__Records that describe figures__:
• • • • •
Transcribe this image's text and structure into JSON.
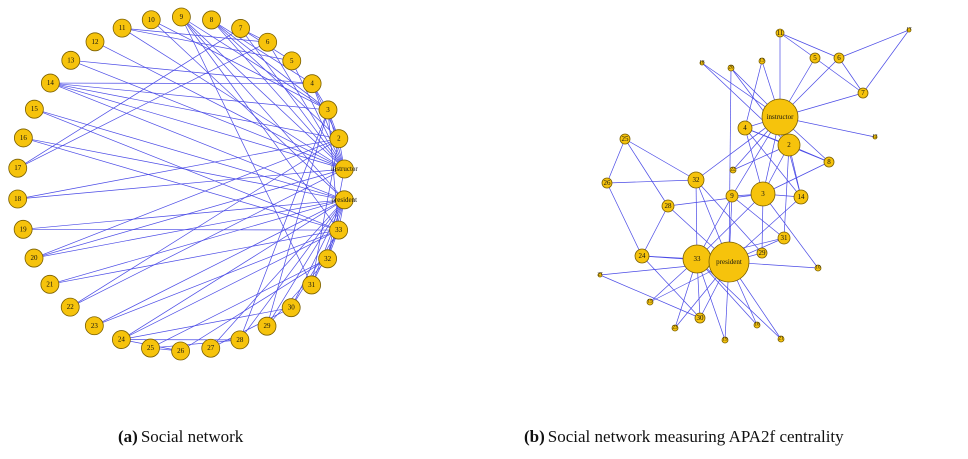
{
  "nodes": [
    "instructor",
    "2",
    "3",
    "4",
    "5",
    "6",
    "7",
    "8",
    "9",
    "10",
    "11",
    "12",
    "13",
    "14",
    "15",
    "16",
    "17",
    "18",
    "19",
    "20",
    "21",
    "22",
    "23",
    "24",
    "25",
    "26",
    "27",
    "28",
    "29",
    "30",
    "31",
    "32",
    "33",
    "president"
  ],
  "captions": [
    {
      "tag": "(a)",
      "text": "Social network"
    },
    {
      "tag": "(b)",
      "text": "Social network measuring APA2f centrality"
    }
  ]
}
• • • • •
Report the number of lines in the entries above that include the string "network". Give nothing but the number.

2